### [Excerpt from a dataset]
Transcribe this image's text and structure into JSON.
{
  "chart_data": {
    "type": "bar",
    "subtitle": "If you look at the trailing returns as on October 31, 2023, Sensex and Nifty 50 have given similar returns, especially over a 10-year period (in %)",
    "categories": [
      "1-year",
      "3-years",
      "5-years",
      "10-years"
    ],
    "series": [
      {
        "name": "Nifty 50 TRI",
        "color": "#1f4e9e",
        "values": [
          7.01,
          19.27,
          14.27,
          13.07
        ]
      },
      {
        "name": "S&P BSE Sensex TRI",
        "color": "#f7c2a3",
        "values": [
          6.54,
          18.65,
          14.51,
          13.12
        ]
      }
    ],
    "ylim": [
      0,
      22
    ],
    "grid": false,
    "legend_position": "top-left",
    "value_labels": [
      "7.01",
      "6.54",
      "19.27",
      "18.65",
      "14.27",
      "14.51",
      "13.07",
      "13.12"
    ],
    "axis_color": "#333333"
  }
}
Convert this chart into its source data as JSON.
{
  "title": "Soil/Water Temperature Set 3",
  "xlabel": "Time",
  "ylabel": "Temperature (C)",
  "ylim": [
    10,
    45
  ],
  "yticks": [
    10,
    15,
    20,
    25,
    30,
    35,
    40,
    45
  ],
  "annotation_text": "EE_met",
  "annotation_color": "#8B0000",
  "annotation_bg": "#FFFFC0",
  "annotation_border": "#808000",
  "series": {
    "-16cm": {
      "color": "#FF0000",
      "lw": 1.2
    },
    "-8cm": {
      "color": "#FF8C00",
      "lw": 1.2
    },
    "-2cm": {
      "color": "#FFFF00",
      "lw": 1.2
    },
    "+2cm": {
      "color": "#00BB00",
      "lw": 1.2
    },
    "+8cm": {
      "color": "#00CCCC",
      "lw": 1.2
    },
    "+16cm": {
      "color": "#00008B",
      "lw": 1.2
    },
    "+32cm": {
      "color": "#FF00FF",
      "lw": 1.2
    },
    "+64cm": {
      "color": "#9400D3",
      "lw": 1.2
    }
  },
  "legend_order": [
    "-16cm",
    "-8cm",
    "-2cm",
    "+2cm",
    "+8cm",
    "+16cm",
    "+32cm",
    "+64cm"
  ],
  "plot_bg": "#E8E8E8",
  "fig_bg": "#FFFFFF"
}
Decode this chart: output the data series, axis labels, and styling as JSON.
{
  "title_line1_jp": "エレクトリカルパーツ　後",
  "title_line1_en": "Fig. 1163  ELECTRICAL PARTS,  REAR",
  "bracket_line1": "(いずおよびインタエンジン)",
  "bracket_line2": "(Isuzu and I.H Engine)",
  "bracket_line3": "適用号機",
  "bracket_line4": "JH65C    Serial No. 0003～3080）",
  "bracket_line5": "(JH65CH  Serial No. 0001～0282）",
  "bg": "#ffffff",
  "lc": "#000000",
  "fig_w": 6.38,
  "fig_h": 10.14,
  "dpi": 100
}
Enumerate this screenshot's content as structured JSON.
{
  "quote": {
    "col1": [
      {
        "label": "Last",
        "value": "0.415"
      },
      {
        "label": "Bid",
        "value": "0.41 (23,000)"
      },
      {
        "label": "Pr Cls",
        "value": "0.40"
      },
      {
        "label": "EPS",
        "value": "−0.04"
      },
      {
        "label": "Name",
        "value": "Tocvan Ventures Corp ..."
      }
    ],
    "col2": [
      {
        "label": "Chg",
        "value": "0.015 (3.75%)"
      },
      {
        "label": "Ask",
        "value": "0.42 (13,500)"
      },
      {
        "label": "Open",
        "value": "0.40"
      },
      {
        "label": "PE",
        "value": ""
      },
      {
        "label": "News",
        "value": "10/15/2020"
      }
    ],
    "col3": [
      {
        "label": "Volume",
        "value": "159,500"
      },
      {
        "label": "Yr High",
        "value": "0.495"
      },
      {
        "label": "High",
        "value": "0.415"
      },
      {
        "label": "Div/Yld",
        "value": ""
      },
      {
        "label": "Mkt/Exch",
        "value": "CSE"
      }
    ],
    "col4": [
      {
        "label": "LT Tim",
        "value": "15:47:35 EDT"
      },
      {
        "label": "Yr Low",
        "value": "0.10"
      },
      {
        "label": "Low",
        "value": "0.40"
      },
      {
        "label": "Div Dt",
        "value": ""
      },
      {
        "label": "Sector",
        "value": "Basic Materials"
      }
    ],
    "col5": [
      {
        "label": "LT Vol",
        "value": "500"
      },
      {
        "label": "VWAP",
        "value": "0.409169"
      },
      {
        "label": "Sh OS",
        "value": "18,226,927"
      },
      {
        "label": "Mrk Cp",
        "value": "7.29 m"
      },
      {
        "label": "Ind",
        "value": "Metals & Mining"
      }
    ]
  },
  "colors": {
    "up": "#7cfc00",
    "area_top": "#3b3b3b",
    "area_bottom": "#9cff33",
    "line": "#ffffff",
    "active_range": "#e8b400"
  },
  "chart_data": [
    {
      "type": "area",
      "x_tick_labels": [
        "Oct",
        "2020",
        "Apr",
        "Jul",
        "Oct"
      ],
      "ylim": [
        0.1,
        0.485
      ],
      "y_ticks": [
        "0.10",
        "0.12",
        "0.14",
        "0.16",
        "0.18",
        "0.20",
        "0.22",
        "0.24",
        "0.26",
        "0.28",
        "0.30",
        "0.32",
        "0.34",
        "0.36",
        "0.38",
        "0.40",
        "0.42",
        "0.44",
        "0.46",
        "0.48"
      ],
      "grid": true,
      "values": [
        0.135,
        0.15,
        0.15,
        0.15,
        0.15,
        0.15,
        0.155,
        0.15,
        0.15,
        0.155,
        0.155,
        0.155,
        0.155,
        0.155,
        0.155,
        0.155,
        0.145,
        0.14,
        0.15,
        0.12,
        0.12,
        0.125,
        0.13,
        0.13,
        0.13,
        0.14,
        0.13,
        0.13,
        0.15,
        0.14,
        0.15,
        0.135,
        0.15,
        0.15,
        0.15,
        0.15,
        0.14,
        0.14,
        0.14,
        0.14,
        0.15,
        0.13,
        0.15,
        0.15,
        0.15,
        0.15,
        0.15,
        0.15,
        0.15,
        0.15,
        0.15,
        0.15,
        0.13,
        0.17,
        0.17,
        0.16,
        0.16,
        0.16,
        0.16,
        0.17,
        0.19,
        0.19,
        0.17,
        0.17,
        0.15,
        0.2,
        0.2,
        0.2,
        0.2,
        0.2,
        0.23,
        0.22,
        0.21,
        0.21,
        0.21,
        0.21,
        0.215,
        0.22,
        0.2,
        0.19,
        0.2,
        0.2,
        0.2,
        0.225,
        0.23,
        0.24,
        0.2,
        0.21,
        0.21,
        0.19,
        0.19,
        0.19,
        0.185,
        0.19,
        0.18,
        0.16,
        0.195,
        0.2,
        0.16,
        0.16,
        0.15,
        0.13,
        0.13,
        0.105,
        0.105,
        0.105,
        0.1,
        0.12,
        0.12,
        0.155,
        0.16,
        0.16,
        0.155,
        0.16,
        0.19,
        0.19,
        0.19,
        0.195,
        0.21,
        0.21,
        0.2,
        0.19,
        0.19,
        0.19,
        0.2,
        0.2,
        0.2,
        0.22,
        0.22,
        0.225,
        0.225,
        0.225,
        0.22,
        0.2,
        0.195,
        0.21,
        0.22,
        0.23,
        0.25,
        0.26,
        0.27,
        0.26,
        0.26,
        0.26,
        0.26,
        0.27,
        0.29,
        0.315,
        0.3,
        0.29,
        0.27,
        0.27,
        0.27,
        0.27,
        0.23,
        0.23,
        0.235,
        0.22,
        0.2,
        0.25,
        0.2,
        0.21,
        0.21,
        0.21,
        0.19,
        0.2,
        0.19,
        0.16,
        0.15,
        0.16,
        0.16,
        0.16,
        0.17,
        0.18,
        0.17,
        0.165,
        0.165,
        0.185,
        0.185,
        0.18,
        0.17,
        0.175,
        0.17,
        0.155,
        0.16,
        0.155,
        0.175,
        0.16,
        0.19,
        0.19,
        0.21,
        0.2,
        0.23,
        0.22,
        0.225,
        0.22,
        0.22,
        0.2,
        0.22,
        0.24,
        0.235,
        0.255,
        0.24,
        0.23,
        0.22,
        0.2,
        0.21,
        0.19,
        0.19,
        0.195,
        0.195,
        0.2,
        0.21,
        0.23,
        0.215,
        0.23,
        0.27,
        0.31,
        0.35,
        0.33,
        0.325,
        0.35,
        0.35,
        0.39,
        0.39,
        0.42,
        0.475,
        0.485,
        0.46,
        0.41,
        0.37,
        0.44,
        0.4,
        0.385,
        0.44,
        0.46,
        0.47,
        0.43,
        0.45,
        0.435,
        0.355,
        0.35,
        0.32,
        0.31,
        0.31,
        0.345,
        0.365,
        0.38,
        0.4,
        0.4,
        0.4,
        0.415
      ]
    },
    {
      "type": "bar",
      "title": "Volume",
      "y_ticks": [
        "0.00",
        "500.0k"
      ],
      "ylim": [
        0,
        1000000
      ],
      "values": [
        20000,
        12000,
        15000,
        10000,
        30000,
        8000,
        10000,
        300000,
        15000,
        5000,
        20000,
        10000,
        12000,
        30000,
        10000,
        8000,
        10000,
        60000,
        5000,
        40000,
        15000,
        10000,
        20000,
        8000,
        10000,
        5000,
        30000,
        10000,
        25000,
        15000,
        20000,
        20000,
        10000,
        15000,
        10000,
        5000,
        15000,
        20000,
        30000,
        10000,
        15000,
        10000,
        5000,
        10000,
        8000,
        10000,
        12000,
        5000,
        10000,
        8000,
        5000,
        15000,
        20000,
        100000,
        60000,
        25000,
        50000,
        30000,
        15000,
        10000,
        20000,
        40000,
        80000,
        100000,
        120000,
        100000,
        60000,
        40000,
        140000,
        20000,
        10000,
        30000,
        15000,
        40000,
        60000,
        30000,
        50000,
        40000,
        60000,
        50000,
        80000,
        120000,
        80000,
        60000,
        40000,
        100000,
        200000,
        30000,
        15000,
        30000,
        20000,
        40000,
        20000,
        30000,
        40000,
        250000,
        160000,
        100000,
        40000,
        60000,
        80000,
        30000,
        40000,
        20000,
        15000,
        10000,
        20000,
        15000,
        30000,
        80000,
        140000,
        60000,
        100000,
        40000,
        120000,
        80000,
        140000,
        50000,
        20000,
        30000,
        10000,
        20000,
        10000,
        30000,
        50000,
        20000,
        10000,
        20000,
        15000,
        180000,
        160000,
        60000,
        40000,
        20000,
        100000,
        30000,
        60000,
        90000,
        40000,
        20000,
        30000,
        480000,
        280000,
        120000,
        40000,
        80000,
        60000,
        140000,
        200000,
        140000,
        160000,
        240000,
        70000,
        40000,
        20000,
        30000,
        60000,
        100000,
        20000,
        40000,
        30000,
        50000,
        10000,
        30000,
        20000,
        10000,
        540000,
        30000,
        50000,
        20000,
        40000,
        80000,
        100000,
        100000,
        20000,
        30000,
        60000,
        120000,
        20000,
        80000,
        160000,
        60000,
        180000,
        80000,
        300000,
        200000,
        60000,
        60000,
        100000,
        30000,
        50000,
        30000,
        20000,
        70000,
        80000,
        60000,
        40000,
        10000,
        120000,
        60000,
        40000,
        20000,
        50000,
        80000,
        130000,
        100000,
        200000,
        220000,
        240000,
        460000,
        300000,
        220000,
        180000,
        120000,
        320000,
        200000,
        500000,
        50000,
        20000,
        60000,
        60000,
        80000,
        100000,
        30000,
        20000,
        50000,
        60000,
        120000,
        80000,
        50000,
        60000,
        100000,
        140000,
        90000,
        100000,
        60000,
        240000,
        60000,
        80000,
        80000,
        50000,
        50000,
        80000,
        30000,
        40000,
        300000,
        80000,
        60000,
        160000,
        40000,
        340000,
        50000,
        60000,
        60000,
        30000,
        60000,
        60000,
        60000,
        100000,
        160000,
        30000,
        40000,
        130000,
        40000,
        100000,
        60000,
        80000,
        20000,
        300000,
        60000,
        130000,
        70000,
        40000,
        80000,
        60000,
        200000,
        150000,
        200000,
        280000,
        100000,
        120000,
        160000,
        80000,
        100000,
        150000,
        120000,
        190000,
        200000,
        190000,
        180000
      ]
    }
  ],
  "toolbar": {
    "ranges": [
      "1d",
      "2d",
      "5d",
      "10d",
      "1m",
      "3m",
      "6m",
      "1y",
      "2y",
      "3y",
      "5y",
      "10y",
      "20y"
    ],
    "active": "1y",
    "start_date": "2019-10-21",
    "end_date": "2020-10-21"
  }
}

### [Task objective]
Go through the records above and copy every line with the word "series".

### [Full answer]
    "series": [
  "series": {
Decode this chart: output the data series, axis labels, and styling as JSON.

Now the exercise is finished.